- Exercise prompt -
Wherever a line holds the word "Read", copy that line out.

Begin

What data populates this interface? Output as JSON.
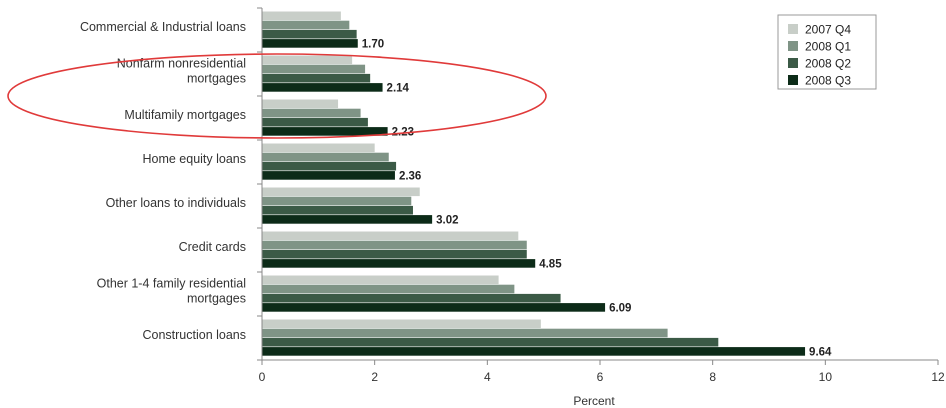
{
  "chart_data": {
    "type": "bar",
    "orientation": "horizontal",
    "categories": [
      [
        "Commercial & Industrial loans"
      ],
      [
        "Nonfarm nonresidential",
        "mortgages"
      ],
      [
        "Multifamily mortgages"
      ],
      [
        "Home equity loans"
      ],
      [
        "Other loans to individuals"
      ],
      [
        "Credit cards"
      ],
      [
        "Other 1-4 family residential",
        "mortgages"
      ],
      [
        "Construction loans"
      ]
    ],
    "series": [
      {
        "name": "2007 Q4",
        "color": "#c8cec8",
        "values": [
          1.4,
          1.6,
          1.35,
          2.0,
          2.8,
          4.55,
          4.2,
          4.95
        ]
      },
      {
        "name": "2008 Q1",
        "color": "#7f9486",
        "values": [
          1.55,
          1.83,
          1.75,
          2.25,
          2.65,
          4.7,
          4.48,
          7.2
        ]
      },
      {
        "name": "2008 Q2",
        "color": "#3b5a46",
        "values": [
          1.68,
          1.92,
          1.88,
          2.38,
          2.68,
          4.7,
          5.3,
          8.1
        ]
      },
      {
        "name": "2008 Q3",
        "color": "#0c2b18",
        "values": [
          1.7,
          2.14,
          2.23,
          2.36,
          3.02,
          4.85,
          6.09,
          9.64
        ]
      }
    ],
    "data_labels": [
      "1.70",
      "2.14",
      "2.23",
      "2.36",
      "3.02",
      "4.85",
      "6.09",
      "9.64"
    ],
    "x_ticks": [
      "0",
      "2",
      "4",
      "6",
      "8",
      "10",
      "12"
    ],
    "xlim": [
      0,
      12
    ],
    "xlabel": "Percent",
    "legend_position": "top-right",
    "annotation": "red ellipse around Nonfarm nonresidential mortgages and Multifamily mortgages",
    "annotation_color": "#e03a3a"
  }
}
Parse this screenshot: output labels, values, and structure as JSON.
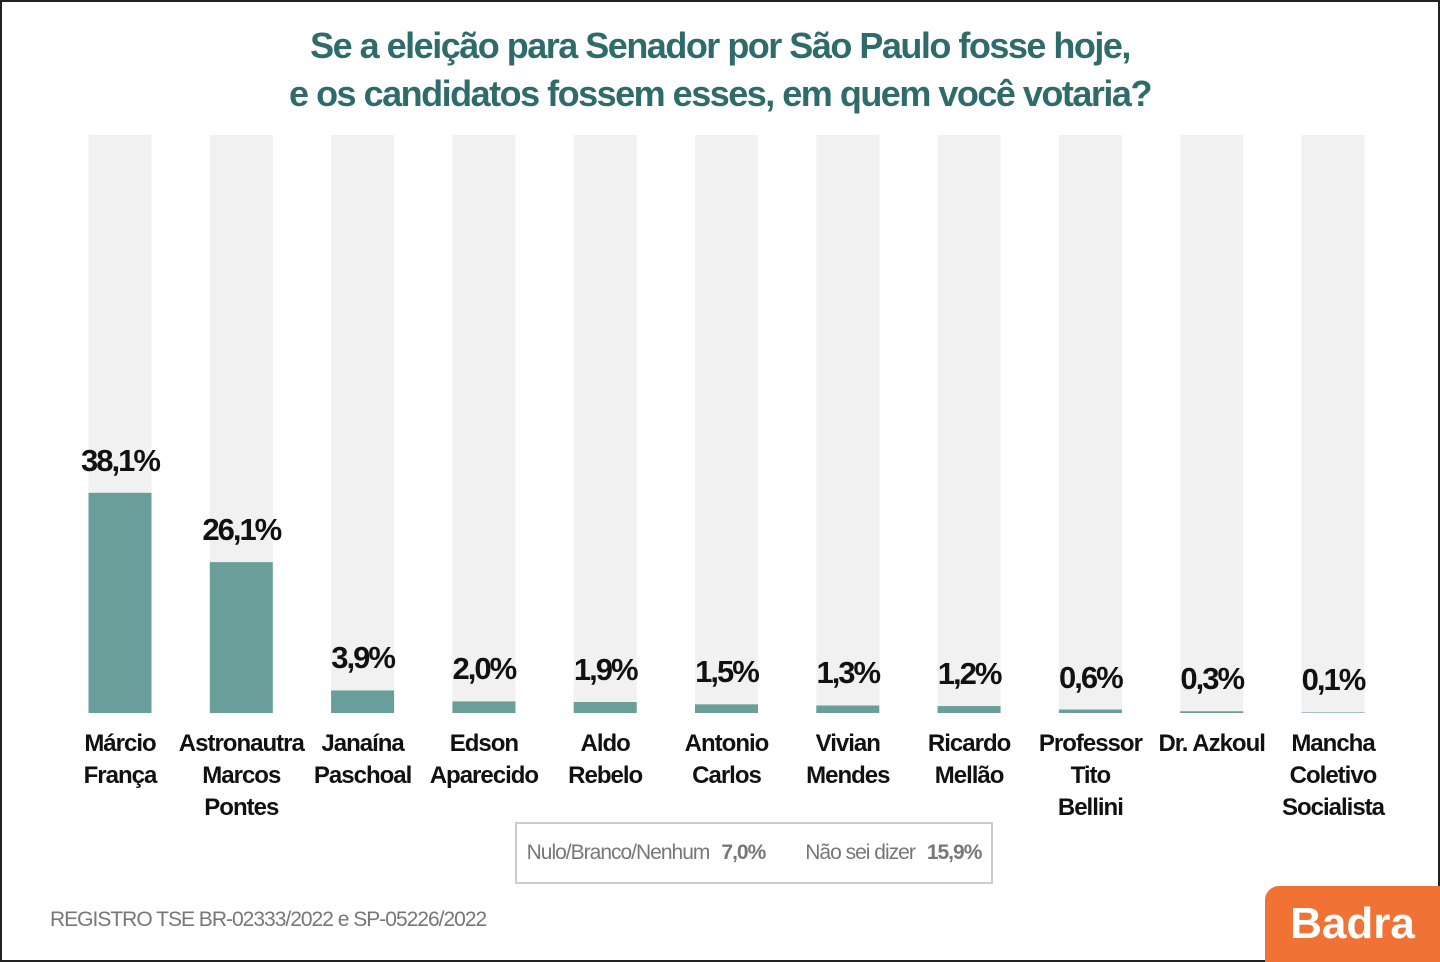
{
  "chart_data": {
    "type": "bar",
    "title": "Se a eleição para Senador por São Paulo fosse hoje,\ne os candidatos fossem esses, em quem você votaria?",
    "categories": [
      "Márcio\nFrança",
      "Astronautra\nMarcos\nPontes",
      "Janaína\nPaschoal",
      "Edson\nAparecido",
      "Aldo\nRebelo",
      "Antonio\nCarlos",
      "Vivian\nMendes",
      "Ricardo\nMellão",
      "Professor\nTito\nBellini",
      "Dr. Azkoul",
      "Mancha\nColetivo\nSocialista"
    ],
    "values": [
      38.1,
      26.1,
      3.9,
      2.0,
      1.9,
      1.5,
      1.3,
      1.2,
      0.6,
      0.3,
      0.1
    ],
    "value_labels": [
      "38,1%",
      "26,1%",
      "3,9%",
      "2,0%",
      "1,9%",
      "1,5%",
      "1,3%",
      "1,2%",
      "0,6%",
      "0,3%",
      "0,1%"
    ],
    "color": "#6a9e9a",
    "track_color": "#f1f1f1",
    "ylim": [
      0,
      100
    ],
    "summary": [
      {
        "label": "Nulo/Branco/Nenhum",
        "value": 7.0,
        "value_label": "7,0%"
      },
      {
        "label": "Não sei dizer",
        "value": 15.9,
        "value_label": "15,9%"
      }
    ],
    "footnote": "REGISTRO TSE BR-02333/2022 e SP-05226/2022",
    "logo": "Badra"
  }
}
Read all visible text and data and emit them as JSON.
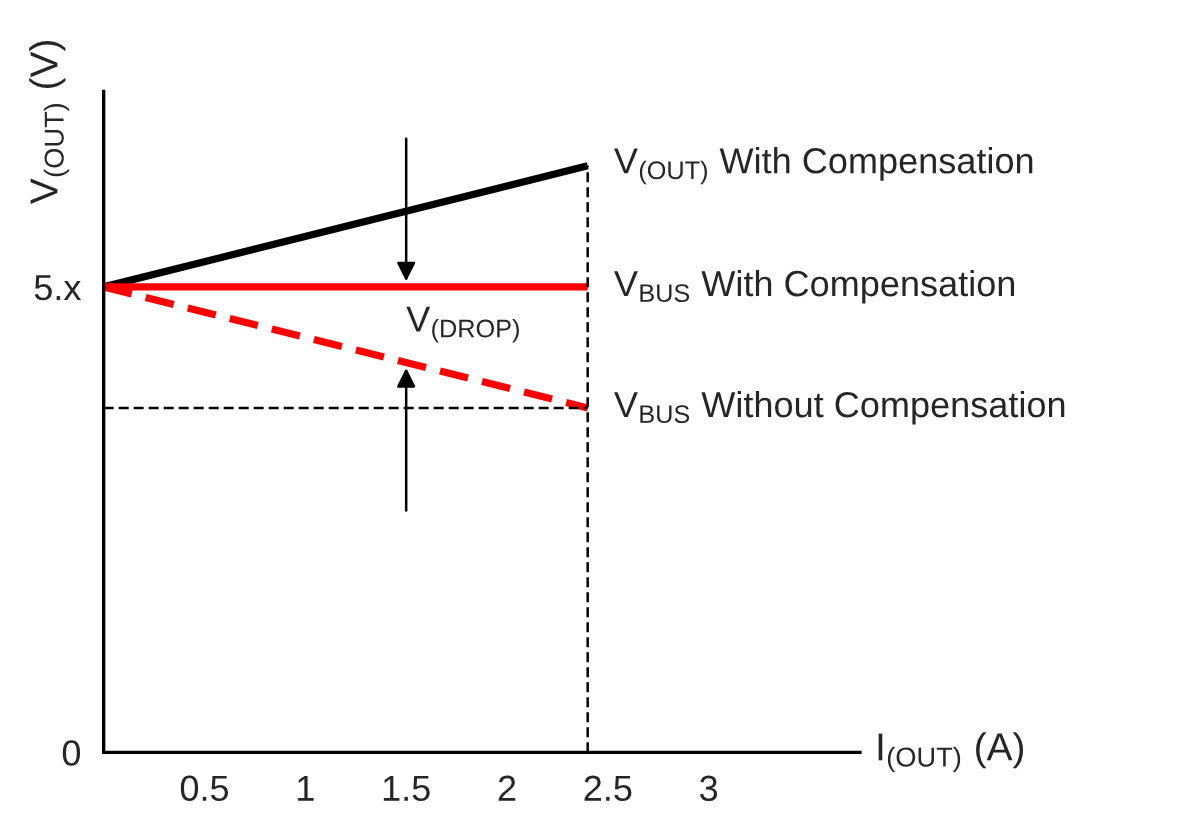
{
  "chart_data": {
    "type": "line",
    "x": [
      0,
      2.4
    ],
    "series": [
      {
        "name": "V$_{(OUT)}$ With Compensation",
        "color": "#000000",
        "values": [
          5,
          6.3
        ],
        "line_style": "solid"
      },
      {
        "name": "V$_{BUS}$ With Compensation",
        "color": "#ff0000",
        "values": [
          5,
          5
        ],
        "line_style": "solid"
      },
      {
        "name": "V$_{BUS}$ Without Compensation",
        "color": "#ff0000",
        "values": [
          5,
          3.7
        ],
        "line_style": "dashed"
      }
    ],
    "xlabel": "I$_{(OUT)}$ (A)",
    "ylabel": "V$_{(OUT)}$ (V)",
    "xlim": [
      0,
      3.75
    ],
    "xticks": [
      0.5,
      1,
      1.5,
      2,
      2.5,
      3
    ],
    "ylim": [
      0,
      7.1
    ],
    "yticks": [
      0,
      {
        "value": 5,
        "label": "5.x"
      }
    ],
    "ref_lines": [
      {
        "axis": "y",
        "value": 3.7,
        "color": "#000000",
        "line_style": "dashed"
      },
      {
        "axis": "x",
        "value": 2.4,
        "color": "#000000",
        "line_style": "dashed"
      }
    ],
    "annotations": [
      "V$_{(DROP)}$"
    ],
    "grid": false,
    "legend": false,
    "marker": "none"
  }
}
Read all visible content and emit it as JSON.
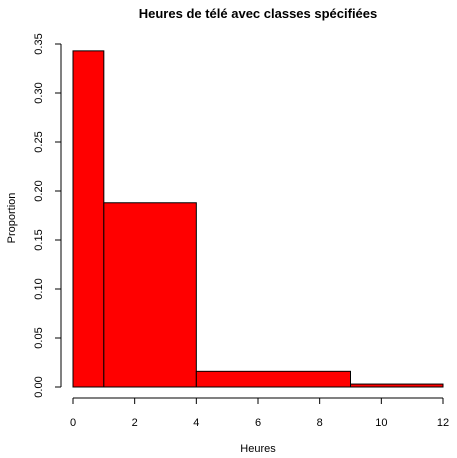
{
  "chart_data": {
    "type": "bar",
    "title": "Heures de télé avec classes spécifiées",
    "xlabel": "Heures",
    "ylabel": "Proportion",
    "xlim": [
      0,
      12
    ],
    "ylim": [
      0,
      0.35
    ],
    "x_ticks": [
      0,
      2,
      4,
      6,
      8,
      10,
      12
    ],
    "x_tick_labels": [
      "0",
      "2",
      "4",
      "6",
      "8",
      "10",
      "12"
    ],
    "y_ticks": [
      0,
      0.05,
      0.1,
      0.15,
      0.2,
      0.25,
      0.3,
      0.35
    ],
    "y_tick_labels": [
      "0.00",
      "0.05",
      "0.10",
      "0.15",
      "0.20",
      "0.25",
      "0.30",
      "0.35"
    ],
    "bins": [
      {
        "from": 0,
        "to": 1,
        "value": 0.343
      },
      {
        "from": 1,
        "to": 4,
        "value": 0.188
      },
      {
        "from": 4,
        "to": 9,
        "value": 0.016
      },
      {
        "from": 9,
        "to": 12,
        "value": 0.003
      }
    ],
    "bar_color": "#ff0000",
    "bar_edge_color": "#000000",
    "grid": false
  }
}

End

- Exercise solution -
Read all visible text and data and emit them as JSON.
Read all visible content and emit it as JSON.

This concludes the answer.